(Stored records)
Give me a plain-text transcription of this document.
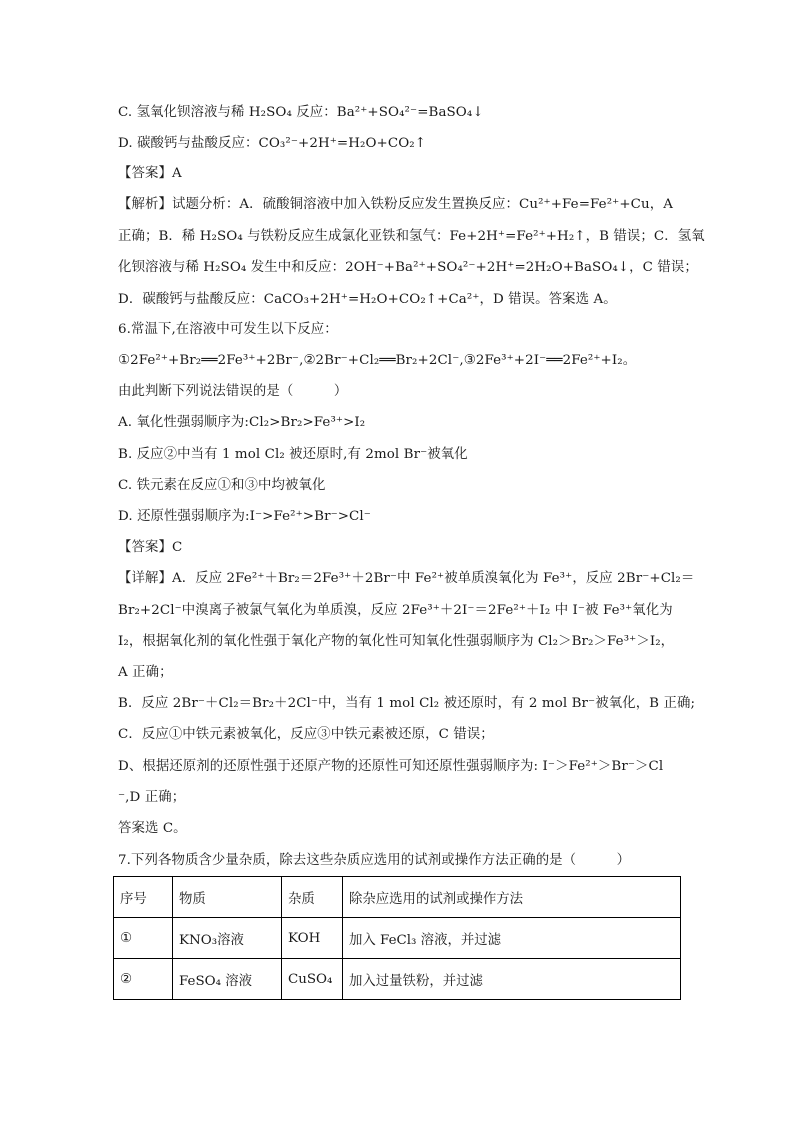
C. 氢氧化钡溶液与稀 H₂SO₄ 反应：Ba²⁺+SO₄²⁻=BaSO₄↓
D. 碳酸钙与盐酸反应：CO₃²⁻+2H⁺=H₂O+CO₂↑
【答案】A
【解析】试题分析：A．硫酸铜溶液中加入铁粉反应发生置换反应：Cu²⁺+Fe=Fe²⁺+Cu，A
正确；B．稀 H₂SO₄ 与铁粉反应生成氯化亚铁和氢气：Fe+2H⁺=Fe²⁺+H₂↑，B 错误；C．氢氧
化钡溶液与稀 H₂SO₄ 发生中和反应：2OH⁻+Ba²⁺+SO₄²⁻+2H⁺=2H₂O+BaSO₄↓，C 错误；
D．碳酸钙与盐酸反应：CaCO₃+2H⁺=H₂O+CO₂↑+Ca²⁺，D 错误。答案选 A。
6.常温下,在溶液中可发生以下反应：
①2Fe²⁺+Br₂══2Fe³⁺+2Br⁻,②2Br⁻+Cl₂══Br₂+2Cl⁻,③2Fe³⁺+2I⁻══2Fe²⁺+I₂。
由此判断下列说法错误的是（　　　）
A. 氧化性强弱顺序为:Cl₂>Br₂>Fe³⁺>I₂
B. 反应②中当有 1 mol Cl₂ 被还原时,有 2mol Br⁻被氧化
C. 铁元素在反应①和③中均被氧化
D. 还原性强弱顺序为:I⁻>Fe²⁺>Br⁻>Cl⁻
【答案】C
【详解】A．反应 2Fe²⁺＋Br₂＝2Fe³⁺＋2Br⁻中 Fe²⁺被单质溴氧化为 Fe³⁺，反应 2Br⁻+Cl₂＝
Br₂+2Cl⁻中溴离子被氯气氧化为单质溴，反应 2Fe³⁺＋2I⁻＝2Fe²⁺＋I₂ 中 I⁻被 Fe³⁺氧化为
I₂，根据氧化剂的氧化性强于氧化产物的氧化性可知氧化性强弱顺序为 Cl₂＞Br₂＞Fe³⁺＞I₂，
A 正确；
B．反应 2Br⁻＋Cl₂＝Br₂＋2Cl⁻中，当有 1 mol Cl₂ 被还原时，有 2 mol Br⁻被氧化，B 正确;
C．反应①中铁元素被氧化，反应③中铁元素被还原，C 错误；
D、根据还原剂的还原性强于还原产物的还原性可知还原性强弱顺序为: I⁻＞Fe²⁺＞Br⁻＞Cl
⁻,D 正确；
答案选 C。
7.下列各物质含少量杂质，除去这些杂质应选用的试剂或操作方法正确的是（　　　）
序号	物质	杂质	除杂应选用的试剂或操作方法
①	KNO₃溶液	KOH	加入 FeCl₃ 溶液，并过滤
②	FeSO₄ 溶液	CuSO₄	加入过量铁粉，并过滤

- Your task
Work out how many lines of the listing above include "BaSO₄". Answer with the number and nothing more.

- Completed exercise
2